## Task to carry out
Copy out each line that includes the word "text".

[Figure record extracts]
* BEGIN *

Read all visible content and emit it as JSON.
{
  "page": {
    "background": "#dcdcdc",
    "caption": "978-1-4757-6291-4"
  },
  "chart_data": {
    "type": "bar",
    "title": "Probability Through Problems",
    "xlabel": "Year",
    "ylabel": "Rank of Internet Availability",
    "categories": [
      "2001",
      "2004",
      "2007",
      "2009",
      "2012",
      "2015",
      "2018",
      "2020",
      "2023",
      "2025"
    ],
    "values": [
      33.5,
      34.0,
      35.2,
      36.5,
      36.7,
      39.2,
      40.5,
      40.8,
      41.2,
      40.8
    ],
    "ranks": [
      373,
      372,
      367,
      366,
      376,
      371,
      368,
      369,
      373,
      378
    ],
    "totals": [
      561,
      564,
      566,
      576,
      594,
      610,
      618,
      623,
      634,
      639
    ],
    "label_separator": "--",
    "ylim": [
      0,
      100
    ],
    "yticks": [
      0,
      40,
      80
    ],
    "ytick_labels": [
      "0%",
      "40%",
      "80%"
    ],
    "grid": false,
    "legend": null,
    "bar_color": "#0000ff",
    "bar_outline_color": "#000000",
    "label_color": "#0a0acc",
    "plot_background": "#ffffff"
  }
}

* END *
* BEGIN *

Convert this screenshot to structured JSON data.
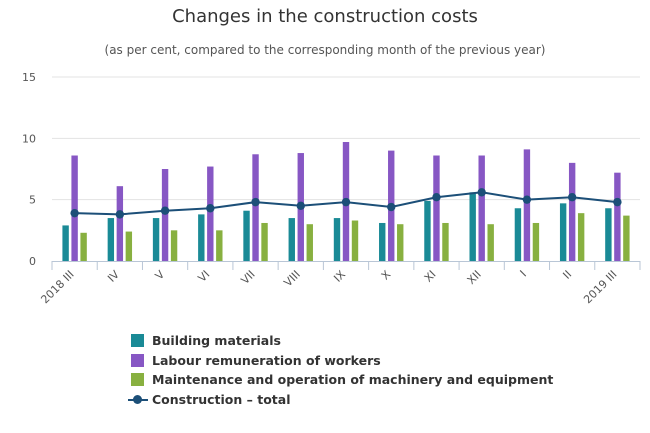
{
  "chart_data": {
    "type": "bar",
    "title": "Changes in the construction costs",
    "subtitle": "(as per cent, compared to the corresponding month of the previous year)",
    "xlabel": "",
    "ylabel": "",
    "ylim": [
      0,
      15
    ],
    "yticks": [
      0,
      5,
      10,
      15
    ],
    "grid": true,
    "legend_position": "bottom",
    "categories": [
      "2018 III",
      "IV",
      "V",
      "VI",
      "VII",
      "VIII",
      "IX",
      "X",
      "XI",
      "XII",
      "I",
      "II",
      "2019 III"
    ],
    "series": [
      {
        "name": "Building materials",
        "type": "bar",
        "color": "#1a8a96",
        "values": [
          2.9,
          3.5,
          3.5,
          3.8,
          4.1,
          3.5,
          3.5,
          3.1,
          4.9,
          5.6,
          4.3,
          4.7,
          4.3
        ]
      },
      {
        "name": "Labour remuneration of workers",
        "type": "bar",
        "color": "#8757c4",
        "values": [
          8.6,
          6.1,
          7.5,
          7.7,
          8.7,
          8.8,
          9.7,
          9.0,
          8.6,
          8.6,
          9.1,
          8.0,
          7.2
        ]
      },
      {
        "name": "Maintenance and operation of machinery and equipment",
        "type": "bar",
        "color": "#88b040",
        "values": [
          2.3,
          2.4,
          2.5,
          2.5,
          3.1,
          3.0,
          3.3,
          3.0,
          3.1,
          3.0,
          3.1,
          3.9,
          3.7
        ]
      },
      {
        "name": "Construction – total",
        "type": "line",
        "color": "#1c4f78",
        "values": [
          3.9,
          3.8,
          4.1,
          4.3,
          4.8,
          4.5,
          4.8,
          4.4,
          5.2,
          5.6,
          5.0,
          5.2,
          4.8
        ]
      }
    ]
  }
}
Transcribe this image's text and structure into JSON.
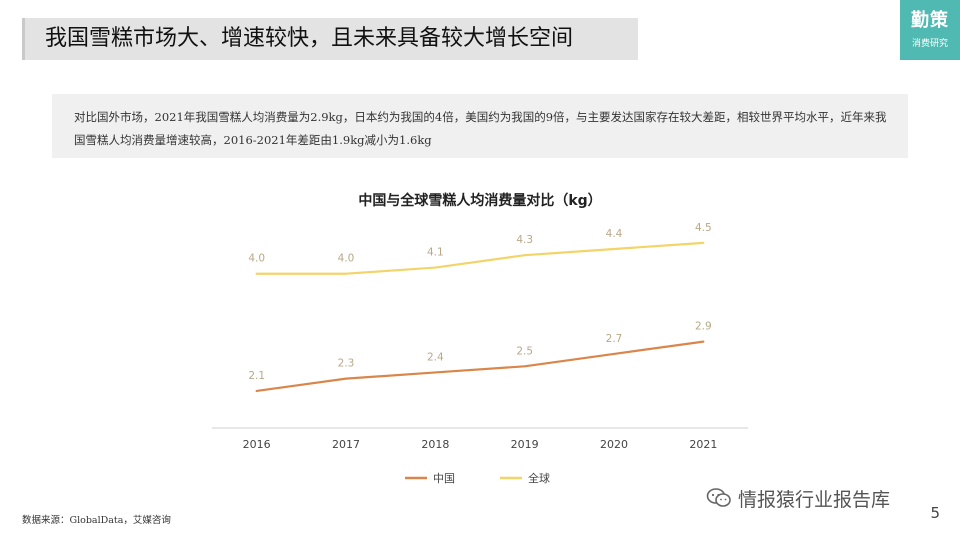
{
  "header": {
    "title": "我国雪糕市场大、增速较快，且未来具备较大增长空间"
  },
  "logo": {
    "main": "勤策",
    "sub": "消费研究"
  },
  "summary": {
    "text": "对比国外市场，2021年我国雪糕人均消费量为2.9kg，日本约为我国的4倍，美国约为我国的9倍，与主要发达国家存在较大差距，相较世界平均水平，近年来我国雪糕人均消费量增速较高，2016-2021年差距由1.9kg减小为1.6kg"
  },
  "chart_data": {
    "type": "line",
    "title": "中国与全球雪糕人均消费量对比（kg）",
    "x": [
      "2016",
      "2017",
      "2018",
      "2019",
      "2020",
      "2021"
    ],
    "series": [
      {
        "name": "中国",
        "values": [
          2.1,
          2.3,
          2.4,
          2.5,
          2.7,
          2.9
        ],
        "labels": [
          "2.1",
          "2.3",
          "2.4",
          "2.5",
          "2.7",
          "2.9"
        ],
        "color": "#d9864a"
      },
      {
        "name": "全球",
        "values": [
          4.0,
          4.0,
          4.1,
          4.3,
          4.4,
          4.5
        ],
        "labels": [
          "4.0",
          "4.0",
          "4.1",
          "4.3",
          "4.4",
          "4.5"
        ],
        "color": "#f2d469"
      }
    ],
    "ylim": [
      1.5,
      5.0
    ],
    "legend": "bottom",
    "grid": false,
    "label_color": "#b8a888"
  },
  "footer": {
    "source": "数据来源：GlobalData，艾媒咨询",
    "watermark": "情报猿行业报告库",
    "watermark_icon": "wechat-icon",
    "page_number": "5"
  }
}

* END *

## The reply
Transcribe this image's text and structure into JSON.
    "text": "对比国外市场，2021年我国雪糕人均消费量为2.9kg，日本约为我国的4倍，美国约为我国的9倍，与主要发达国家存在较大差距，相较世界平均水平，近年来我国雪糕人均消费量增速较高，2016-2021年差距由1.9kg减小为1.6kg"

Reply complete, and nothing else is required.